_Written instruction_. Pull out every line below holding the word "marker".

_Stored items_.
Start
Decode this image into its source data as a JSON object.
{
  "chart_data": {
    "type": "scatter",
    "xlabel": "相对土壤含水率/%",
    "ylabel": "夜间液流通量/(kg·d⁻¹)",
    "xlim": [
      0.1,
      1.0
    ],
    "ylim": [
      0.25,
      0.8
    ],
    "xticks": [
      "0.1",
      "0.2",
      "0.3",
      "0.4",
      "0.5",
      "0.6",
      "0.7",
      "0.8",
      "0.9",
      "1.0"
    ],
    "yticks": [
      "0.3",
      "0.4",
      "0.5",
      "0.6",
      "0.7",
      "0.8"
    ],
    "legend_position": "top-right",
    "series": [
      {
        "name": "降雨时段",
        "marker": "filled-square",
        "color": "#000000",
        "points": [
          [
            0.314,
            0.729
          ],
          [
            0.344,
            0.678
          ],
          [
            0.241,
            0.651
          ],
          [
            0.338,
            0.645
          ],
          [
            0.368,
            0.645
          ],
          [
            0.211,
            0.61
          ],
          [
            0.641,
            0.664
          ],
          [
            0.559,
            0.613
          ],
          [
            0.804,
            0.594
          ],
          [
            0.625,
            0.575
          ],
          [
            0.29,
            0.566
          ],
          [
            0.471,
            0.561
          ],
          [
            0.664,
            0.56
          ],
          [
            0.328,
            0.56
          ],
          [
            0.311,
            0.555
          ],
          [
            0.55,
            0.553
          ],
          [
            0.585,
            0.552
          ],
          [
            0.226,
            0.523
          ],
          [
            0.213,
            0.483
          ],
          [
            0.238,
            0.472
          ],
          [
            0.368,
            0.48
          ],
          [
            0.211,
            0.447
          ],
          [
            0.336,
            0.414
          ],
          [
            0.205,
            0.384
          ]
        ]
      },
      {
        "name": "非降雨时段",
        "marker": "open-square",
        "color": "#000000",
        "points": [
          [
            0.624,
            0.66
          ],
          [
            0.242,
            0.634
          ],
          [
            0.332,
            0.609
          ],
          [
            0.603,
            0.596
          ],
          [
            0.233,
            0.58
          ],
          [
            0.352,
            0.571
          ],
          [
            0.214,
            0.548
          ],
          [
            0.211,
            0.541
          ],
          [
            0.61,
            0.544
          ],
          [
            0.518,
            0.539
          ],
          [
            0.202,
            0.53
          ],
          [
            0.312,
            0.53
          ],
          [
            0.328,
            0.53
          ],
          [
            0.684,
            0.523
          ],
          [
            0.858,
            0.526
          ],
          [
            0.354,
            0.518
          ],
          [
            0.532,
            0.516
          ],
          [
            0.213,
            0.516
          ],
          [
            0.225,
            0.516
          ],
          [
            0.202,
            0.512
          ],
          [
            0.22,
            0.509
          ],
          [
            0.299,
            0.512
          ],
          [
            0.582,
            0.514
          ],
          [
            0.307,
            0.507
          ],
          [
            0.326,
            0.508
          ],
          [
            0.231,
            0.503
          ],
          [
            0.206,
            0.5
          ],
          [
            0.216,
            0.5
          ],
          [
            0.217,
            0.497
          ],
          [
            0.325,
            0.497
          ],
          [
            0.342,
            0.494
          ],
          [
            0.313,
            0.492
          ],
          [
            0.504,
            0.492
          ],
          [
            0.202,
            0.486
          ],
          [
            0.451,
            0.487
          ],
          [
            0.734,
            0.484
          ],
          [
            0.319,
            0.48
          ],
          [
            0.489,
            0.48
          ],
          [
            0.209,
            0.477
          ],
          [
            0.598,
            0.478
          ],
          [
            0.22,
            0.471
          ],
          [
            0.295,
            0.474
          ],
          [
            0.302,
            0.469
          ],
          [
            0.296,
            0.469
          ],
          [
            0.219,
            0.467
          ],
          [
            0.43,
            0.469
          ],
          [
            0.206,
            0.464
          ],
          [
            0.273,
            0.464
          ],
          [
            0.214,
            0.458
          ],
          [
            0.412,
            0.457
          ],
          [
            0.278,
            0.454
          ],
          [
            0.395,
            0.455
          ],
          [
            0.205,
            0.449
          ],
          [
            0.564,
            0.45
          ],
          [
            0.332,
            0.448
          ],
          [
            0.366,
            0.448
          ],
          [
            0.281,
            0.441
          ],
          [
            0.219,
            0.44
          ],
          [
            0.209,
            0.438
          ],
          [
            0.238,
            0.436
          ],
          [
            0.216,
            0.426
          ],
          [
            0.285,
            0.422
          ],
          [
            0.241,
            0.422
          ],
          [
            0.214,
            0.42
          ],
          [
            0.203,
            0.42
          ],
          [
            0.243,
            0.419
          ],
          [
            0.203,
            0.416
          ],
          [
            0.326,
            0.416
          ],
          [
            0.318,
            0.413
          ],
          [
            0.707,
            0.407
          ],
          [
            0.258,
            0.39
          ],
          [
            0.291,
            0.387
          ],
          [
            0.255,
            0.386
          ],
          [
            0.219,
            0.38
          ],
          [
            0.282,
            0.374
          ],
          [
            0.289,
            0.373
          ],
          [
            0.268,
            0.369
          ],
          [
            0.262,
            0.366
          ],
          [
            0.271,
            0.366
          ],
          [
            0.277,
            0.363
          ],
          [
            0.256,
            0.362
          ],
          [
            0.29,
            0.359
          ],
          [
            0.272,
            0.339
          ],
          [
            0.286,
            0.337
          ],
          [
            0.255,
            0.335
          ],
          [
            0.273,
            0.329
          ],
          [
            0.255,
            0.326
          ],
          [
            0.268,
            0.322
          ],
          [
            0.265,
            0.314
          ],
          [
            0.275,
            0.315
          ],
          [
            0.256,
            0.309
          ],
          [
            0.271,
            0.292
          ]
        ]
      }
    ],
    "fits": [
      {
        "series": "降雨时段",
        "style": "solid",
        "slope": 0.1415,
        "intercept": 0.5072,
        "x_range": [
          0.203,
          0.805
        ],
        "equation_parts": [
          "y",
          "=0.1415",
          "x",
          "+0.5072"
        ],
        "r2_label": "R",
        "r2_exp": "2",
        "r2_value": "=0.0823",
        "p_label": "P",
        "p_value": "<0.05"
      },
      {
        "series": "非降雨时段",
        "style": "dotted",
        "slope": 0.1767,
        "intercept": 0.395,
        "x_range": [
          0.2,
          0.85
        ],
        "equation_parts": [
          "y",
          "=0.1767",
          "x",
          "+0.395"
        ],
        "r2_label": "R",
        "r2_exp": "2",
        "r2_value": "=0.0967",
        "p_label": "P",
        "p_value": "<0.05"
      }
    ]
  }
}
End
_Written solution_.
        "marker": "filled-square",
        "marker": "open-square",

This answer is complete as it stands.